(Saved data entries)
::::::::::

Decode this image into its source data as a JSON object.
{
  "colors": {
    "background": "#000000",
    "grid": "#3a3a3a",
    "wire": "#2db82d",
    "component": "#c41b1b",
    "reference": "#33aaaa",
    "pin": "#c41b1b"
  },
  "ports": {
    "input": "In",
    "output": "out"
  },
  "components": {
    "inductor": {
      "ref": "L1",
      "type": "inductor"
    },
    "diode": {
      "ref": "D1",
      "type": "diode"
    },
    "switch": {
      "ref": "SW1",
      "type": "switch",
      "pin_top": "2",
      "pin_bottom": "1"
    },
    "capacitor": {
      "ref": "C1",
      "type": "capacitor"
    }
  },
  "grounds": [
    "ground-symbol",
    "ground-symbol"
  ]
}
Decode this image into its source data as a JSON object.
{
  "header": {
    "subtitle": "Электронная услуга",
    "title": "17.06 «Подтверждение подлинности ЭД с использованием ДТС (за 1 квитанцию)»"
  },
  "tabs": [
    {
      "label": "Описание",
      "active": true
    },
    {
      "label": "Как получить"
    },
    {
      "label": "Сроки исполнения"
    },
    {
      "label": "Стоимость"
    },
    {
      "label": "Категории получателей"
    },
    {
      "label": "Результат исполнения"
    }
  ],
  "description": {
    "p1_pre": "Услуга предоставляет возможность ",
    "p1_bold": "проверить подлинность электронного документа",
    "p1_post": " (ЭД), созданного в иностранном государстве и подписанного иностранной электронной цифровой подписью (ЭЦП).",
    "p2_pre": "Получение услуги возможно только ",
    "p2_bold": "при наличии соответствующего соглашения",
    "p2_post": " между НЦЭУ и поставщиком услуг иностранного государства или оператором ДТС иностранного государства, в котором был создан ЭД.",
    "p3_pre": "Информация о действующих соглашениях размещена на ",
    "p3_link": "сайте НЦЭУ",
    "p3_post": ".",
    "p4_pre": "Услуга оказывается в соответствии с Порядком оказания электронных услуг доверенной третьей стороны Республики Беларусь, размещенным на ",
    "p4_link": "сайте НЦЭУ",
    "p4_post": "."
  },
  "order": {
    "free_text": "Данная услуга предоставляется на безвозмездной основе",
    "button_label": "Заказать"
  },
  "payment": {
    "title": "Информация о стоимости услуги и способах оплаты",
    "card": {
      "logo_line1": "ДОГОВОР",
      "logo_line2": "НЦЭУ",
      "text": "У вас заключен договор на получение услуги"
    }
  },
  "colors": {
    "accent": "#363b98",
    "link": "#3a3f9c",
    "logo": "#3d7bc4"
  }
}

::::::::::

Set exercise: State how many lines include the string "type". Give no other information.

Written answer: 4